▶ _Task to complete_: Copy out each line of the material in which the word "ilmaga" appears.

▶ _Items_:
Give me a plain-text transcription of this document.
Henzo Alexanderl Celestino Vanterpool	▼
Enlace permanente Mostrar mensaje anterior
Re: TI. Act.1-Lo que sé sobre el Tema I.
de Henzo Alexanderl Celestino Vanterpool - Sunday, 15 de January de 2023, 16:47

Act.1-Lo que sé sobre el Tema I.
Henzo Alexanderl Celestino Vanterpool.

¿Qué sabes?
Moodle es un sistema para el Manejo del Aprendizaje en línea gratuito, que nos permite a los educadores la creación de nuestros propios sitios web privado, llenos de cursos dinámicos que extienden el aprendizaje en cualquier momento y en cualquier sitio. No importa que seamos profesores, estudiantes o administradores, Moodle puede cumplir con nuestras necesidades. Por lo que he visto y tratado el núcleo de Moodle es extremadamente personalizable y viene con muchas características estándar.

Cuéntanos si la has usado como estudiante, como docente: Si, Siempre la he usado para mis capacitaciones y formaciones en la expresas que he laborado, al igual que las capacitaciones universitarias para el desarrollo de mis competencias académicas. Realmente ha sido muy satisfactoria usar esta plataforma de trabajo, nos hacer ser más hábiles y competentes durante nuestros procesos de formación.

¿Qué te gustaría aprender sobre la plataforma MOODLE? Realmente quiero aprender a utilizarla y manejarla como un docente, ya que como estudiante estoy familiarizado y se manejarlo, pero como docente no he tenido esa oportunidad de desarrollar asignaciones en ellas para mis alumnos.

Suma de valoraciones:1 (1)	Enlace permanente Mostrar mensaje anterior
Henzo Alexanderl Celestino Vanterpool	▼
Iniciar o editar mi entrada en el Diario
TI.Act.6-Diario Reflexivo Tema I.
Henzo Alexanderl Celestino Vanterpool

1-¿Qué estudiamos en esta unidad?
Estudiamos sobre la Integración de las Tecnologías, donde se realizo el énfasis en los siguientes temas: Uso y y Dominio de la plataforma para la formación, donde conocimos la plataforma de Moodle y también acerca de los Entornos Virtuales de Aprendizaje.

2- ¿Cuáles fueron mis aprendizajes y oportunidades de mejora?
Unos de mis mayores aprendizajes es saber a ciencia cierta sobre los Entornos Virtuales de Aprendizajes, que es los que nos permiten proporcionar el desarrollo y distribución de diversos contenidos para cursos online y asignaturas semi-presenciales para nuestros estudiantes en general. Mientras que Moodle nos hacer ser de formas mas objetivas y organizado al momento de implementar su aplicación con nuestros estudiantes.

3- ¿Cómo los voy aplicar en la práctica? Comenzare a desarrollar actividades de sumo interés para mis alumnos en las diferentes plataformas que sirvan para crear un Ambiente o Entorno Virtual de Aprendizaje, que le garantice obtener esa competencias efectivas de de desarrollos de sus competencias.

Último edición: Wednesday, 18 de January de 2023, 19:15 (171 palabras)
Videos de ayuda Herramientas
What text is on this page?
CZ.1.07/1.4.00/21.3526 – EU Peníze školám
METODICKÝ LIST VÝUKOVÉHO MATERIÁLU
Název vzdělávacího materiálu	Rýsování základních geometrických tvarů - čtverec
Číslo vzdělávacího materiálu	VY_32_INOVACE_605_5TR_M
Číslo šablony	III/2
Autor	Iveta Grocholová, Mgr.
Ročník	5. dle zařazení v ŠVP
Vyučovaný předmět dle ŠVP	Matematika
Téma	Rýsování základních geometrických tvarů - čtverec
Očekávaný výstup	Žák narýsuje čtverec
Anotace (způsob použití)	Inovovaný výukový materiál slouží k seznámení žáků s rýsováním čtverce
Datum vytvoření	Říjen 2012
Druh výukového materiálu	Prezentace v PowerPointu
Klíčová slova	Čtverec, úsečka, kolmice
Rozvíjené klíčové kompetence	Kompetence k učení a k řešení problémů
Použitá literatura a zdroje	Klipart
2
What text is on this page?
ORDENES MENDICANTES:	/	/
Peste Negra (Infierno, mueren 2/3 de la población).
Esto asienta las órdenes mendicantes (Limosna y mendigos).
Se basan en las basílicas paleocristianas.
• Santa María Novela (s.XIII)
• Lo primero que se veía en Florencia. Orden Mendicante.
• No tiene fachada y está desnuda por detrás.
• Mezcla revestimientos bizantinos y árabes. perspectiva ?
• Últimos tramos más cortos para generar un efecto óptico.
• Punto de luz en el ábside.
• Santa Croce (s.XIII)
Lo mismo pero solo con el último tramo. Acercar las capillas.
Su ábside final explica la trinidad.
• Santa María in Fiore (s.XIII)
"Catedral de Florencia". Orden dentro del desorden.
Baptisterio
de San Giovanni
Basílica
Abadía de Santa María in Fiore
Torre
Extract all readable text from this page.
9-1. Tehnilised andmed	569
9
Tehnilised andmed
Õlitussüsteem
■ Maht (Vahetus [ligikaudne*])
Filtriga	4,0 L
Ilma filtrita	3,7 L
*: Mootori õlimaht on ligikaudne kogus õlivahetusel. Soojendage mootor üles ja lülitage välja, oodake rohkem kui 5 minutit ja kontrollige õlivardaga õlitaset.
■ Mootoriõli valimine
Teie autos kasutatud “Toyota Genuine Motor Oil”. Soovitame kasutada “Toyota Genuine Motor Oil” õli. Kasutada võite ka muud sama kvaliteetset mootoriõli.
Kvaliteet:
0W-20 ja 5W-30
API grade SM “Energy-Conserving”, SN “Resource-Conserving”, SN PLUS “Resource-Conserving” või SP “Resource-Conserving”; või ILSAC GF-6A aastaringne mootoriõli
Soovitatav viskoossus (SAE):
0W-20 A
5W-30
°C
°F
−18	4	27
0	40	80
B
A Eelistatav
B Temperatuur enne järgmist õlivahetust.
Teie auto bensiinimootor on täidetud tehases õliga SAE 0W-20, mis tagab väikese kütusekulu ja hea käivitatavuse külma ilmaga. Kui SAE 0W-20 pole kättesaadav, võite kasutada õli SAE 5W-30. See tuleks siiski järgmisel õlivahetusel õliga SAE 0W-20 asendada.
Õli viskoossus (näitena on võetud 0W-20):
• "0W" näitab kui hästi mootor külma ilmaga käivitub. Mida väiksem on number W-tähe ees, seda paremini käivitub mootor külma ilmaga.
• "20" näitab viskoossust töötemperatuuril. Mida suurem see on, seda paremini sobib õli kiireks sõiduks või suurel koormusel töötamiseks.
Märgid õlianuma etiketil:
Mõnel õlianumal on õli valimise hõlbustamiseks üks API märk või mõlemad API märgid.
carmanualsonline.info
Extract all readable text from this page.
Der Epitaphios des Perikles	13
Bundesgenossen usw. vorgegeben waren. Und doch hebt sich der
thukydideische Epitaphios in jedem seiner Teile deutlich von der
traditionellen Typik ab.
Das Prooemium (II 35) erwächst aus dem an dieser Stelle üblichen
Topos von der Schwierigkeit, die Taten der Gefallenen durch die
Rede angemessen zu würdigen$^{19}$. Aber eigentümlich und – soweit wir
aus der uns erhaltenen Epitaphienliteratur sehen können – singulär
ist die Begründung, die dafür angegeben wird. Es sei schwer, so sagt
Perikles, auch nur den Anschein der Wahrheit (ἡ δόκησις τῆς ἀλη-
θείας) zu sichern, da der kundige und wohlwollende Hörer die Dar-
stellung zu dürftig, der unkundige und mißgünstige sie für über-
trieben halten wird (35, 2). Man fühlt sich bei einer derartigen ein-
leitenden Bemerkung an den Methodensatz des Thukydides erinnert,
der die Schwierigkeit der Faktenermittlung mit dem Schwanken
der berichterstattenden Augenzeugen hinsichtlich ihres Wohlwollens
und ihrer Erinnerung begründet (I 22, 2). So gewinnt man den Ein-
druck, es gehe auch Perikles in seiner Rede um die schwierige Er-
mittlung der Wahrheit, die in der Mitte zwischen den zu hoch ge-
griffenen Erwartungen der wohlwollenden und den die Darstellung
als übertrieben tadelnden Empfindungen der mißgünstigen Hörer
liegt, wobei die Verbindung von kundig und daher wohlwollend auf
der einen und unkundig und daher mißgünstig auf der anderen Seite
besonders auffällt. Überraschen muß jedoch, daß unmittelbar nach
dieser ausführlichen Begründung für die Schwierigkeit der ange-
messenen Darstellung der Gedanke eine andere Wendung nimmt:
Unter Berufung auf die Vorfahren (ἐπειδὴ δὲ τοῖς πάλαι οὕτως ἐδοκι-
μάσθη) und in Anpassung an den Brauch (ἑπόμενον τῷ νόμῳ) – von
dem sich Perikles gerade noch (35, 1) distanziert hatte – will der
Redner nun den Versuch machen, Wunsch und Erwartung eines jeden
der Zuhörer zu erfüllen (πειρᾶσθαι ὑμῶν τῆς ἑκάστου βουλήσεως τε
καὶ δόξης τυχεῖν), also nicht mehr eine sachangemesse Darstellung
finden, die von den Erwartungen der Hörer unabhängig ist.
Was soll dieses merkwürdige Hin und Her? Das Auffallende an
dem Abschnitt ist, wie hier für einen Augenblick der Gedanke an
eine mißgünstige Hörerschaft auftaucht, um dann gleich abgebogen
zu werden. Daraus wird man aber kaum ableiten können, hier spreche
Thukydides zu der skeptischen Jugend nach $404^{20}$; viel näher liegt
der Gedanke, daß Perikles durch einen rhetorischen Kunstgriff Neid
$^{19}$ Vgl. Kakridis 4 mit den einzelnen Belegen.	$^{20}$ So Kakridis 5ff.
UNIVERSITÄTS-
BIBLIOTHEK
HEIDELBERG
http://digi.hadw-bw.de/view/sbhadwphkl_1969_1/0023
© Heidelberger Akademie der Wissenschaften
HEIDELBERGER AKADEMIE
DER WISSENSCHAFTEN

▶ _Reply to the task_:
Teie auto bensiinimootor on täidetud tehases õliga SAE 0W-20, mis tagab väikese kütusekulu ja hea käivitatavuse külma ilmaga. Kui SAE 0W-20 pole kättesaadav, võite kasutada õli SAE 5W-30. See tuleks siiski järgmisel õlivahetusel õliga SAE 0W-20 asendada.
• "0W" näitab kui hästi mootor külma ilmaga käivitub. Mida väiksem on number W-tähe ees, seda paremini käivitub mootor külma ilmaga.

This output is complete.